● Exercise material
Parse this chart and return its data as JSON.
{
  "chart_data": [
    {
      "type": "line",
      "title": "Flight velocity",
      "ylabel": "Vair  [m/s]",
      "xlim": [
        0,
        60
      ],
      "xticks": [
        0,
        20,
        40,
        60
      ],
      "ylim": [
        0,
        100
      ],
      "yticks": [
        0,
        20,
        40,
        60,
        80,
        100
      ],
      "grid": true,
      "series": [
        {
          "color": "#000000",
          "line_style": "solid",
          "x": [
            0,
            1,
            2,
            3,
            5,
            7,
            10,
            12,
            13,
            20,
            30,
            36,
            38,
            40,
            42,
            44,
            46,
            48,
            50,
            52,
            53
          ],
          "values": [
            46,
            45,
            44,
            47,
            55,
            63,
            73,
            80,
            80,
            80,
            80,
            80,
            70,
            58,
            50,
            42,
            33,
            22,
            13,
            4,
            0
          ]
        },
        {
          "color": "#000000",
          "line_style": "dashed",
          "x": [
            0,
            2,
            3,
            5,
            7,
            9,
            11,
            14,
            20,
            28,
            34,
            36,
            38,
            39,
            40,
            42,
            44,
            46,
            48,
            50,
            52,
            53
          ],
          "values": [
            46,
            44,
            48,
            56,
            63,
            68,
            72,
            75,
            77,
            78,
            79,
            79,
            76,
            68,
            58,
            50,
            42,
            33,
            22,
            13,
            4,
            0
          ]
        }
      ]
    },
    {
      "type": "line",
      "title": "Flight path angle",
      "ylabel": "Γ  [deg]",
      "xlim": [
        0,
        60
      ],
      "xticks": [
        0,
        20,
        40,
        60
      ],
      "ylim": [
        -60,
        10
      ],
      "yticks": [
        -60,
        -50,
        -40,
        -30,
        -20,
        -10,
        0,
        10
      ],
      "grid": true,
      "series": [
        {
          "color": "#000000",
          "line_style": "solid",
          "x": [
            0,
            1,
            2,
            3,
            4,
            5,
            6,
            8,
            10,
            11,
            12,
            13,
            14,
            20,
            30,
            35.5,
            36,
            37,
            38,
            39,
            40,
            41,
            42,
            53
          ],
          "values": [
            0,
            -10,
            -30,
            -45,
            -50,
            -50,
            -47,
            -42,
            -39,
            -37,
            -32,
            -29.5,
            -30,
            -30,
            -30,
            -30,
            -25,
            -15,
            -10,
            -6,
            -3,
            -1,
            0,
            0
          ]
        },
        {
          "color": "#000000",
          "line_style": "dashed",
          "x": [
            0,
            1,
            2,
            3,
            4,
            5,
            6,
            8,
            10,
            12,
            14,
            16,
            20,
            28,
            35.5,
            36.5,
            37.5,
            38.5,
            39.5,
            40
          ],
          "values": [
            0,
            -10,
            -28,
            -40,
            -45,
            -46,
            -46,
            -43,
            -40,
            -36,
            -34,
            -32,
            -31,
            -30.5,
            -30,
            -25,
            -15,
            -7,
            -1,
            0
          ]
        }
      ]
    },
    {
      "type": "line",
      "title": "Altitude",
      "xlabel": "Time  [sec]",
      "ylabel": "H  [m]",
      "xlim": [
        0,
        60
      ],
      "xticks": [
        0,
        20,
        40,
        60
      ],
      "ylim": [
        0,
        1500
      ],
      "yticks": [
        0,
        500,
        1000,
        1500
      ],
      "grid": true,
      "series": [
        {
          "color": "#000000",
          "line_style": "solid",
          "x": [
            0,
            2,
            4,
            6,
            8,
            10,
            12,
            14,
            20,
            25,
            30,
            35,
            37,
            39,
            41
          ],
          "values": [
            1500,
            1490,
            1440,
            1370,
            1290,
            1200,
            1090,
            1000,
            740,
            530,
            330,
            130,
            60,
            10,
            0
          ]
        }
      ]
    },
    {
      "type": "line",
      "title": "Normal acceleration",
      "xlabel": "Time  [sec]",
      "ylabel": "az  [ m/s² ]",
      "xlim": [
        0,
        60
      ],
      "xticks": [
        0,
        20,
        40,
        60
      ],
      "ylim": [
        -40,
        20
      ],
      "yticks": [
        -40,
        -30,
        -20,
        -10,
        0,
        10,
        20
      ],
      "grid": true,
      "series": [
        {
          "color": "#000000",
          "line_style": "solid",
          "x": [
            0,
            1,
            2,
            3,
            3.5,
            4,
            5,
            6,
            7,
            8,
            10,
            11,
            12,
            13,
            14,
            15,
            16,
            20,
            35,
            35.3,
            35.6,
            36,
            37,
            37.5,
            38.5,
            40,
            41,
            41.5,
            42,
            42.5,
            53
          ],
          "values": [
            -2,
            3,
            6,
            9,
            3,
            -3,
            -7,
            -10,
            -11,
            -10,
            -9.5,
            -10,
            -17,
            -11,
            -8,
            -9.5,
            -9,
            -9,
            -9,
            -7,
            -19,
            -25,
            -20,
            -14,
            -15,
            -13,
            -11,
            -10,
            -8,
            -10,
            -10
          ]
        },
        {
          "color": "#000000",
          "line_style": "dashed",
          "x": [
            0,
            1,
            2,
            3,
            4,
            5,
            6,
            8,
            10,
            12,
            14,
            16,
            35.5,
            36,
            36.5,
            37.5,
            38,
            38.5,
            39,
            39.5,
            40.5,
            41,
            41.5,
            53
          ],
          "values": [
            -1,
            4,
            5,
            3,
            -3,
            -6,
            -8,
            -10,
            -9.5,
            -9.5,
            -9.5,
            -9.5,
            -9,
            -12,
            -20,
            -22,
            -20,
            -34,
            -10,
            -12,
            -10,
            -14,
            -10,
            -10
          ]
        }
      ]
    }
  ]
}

● What is being asked
Copy the material above, line for line.

● Written answer
Parse this chart and return its data as JSON.
{
  "chart_data": [
    {
      "type": "line",
      "title": "Flight velocity",
      "ylabel": "Vair  [m/s]",
      "xlim": [
        0,
        60
      ],
      "xticks": [
        0,
        20,
        40,
        60
      ],
      "ylim": [
        0,
        100
      ],
      "yticks": [
        0,
        20,
        40,
        60,
        80,
        100
      ],
      "grid": true,
      "series": [
        {
          "color": "#000000",
          "line_style": "solid",
          "x": [
            0,
            1,
            2,
            3,
            5,
            7,
            10,
            12,
            13,
            20,
            30,
            36,
            38,
            40,
            42,
            44,
            46,
            48,
            50,
            52,
            53
          ],
          "values": [
            46,
            45,
            44,
            47,
            55,
            63,
            73,
            80,
            80,
            80,
            80,
            80,
            70,
            58,
            50,
            42,
            33,
            22,
            13,
            4,
            0
          ]
        },
        {
          "color": "#000000",
          "line_style": "dashed",
          "x": [
            0,
            2,
            3,
            5,
            7,
            9,
            11,
            14,
            20,
            28,
            34,
            36,
            38,
            39,
            40,
            42,
            44,
            46,
            48,
            50,
            52,
            53
          ],
          "values": [
            46,
            44,
            48,
            56,
            63,
            68,
            72,
            75,
            77,
            78,
            79,
            79,
            76,
            68,
            58,
            50,
            42,
            33,
            22,
            13,
            4,
            0
          ]
        }
      ]
    },
    {
      "type": "line",
      "title": "Flight path angle",
      "ylabel": "Γ  [deg]",
      "xlim": [
        0,
        60
      ],
      "xticks": [
        0,
        20,
        40,
        60
      ],
      "ylim": [
        -60,
        10
      ],
      "yticks": [
        -60,
        -50,
        -40,
        -30,
        -20,
        -10,
        0,
        10
      ],
      "grid": true,
      "series": [
        {
          "color": "#000000",
          "line_style": "solid",
          "x": [
            0,
            1,
            2,
            3,
            4,
            5,
            6,
            8,
            10,
            11,
            12,
            13,
            14,
            20,
            30,
            35.5,
            36,
            37,
            38,
            39,
            40,
            41,
            42,
            53
          ],
          "values": [
            0,
            -10,
            -30,
            -45,
            -50,
            -50,
            -47,
            -42,
            -39,
            -37,
            -32,
            -29.5,
            -30,
            -30,
            -30,
            -30,
            -25,
            -15,
            -10,
            -6,
            -3,
            -1,
            0,
            0
          ]
        },
        {
          "color": "#000000",
          "line_style": "dashed",
          "x": [
            0,
            1,
            2,
            3,
            4,
            5,
            6,
            8,
            10,
            12,
            14,
            16,
            20,
            28,
            35.5,
            36.5,
            37.5,
            38.5,
            39.5,
            40
          ],
          "values": [
            0,
            -10,
            -28,
            -40,
            -45,
            -46,
            -46,
            -43,
            -40,
            -36,
            -34,
            -32,
            -31,
            -30.5,
            -30,
            -25,
            -15,
            -7,
            -1,
            0
          ]
        }
      ]
    },
    {
      "type": "line",
      "title": "Altitude",
      "xlabel": "Time  [sec]",
      "ylabel": "H  [m]",
      "xlim": [
        0,
        60
      ],
      "xticks": [
        0,
        20,
        40,
        60
      ],
      "ylim": [
        0,
        1500
      ],
      "yticks": [
        0,
        500,
        1000,
        1500
      ],
      "grid": true,
      "series": [
        {
          "color": "#000000",
          "line_style": "solid",
          "x": [
            0,
            2,
            4,
            6,
            8,
            10,
            12,
            14,
            20,
            25,
            30,
            35,
            37,
            39,
            41
          ],
          "values": [
            1500,
            1490,
            1440,
            1370,
            1290,
            1200,
            1090,
            1000,
            740,
            530,
            330,
            130,
            60,
            10,
            0
          ]
        }
      ]
    },
    {
      "type": "line",
      "title": "Normal acceleration",
      "xlabel": "Time  [sec]",
      "ylabel": "az  [ m/s² ]",
      "xlim": [
        0,
        60
      ],
      "xticks": [
        0,
        20,
        40,
        60
      ],
      "ylim": [
        -40,
        20
      ],
      "yticks": [
        -40,
        -30,
        -20,
        -10,
        0,
        10,
        20
      ],
      "grid": true,
      "series": [
        {
          "color": "#000000",
          "line_style": "solid",
          "x": [
            0,
            1,
            2,
            3,
            3.5,
            4,
            5,
            6,
            7,
            8,
            10,
            11,
            12,
            13,
            14,
            15,
            16,
            20,
            35,
            35.3,
            35.6,
            36,
            37,
            37.5,
            38.5,
            40,
            41,
            41.5,
            42,
            42.5,
            53
          ],
          "values": [
            -2,
            3,
            6,
            9,
            3,
            -3,
            -7,
            -10,
            -11,
            -10,
            -9.5,
            -10,
            -17,
            -11,
            -8,
            -9.5,
            -9,
            -9,
            -9,
            -7,
            -19,
            -25,
            -20,
            -14,
            -15,
            -13,
            -11,
            -10,
            -8,
            -10,
            -10
          ]
        },
        {
          "color": "#000000",
          "line_style": "dashed",
          "x": [
            0,
            1,
            2,
            3,
            4,
            5,
            6,
            8,
            10,
            12,
            14,
            16,
            35.5,
            36,
            36.5,
            37.5,
            38,
            38.5,
            39,
            39.5,
            40.5,
            41,
            41.5,
            53
          ],
          "values": [
            -1,
            4,
            5,
            3,
            -3,
            -6,
            -8,
            -10,
            -9.5,
            -9.5,
            -9.5,
            -9.5,
            -9,
            -12,
            -20,
            -22,
            -20,
            -34,
            -10,
            -12,
            -10,
            -14,
            -10,
            -10
          ]
        }
      ]
    }
  ]
}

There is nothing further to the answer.